(Entries taken from a collection)
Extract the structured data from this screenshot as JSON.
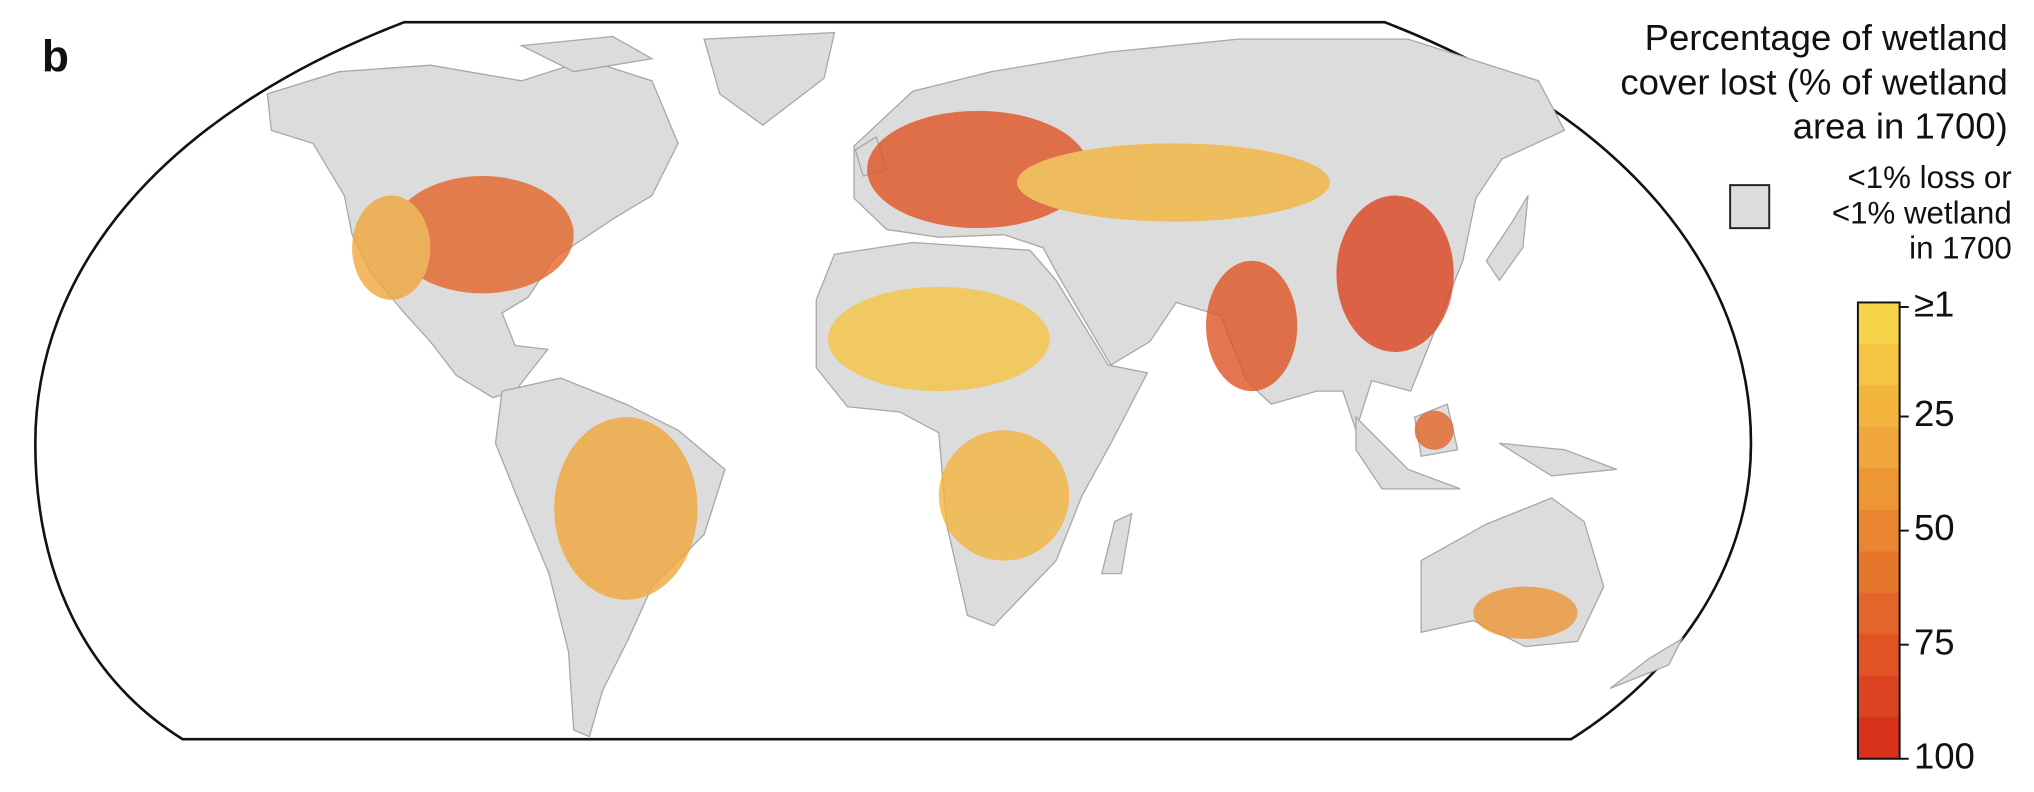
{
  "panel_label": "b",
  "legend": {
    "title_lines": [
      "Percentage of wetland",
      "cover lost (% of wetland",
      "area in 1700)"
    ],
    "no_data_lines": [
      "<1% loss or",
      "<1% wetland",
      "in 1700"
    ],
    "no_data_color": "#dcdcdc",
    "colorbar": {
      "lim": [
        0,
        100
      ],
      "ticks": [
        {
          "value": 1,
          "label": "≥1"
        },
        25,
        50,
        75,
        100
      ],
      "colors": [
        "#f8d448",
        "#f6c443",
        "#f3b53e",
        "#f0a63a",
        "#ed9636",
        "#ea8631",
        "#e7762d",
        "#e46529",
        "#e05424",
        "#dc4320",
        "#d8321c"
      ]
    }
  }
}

• [What is being asked]
Without the pictures, repeat all the records word for word.

• [Response to this task]
Extract the structured data from this screenshot as JSON.
{
  "panel_label": "b",
  "legend": {
    "title_lines": [
      "Percentage of wetland",
      "cover lost (% of wetland",
      "area in 1700)"
    ],
    "no_data_lines": [
      "<1% loss or",
      "<1% wetland",
      "in 1700"
    ],
    "no_data_color": "#dcdcdc",
    "colorbar": {
      "lim": [
        0,
        100
      ],
      "ticks": [
        {
          "value": 1,
          "label": "≥1"
        },
        25,
        50,
        75,
        100
      ],
      "colors": [
        "#f8d448",
        "#f6c443",
        "#f3b53e",
        "#f0a63a",
        "#ed9636",
        "#ea8631",
        "#e7762d",
        "#e46529",
        "#e05424",
        "#dc4320",
        "#d8321c"
      ]
    }
  }
}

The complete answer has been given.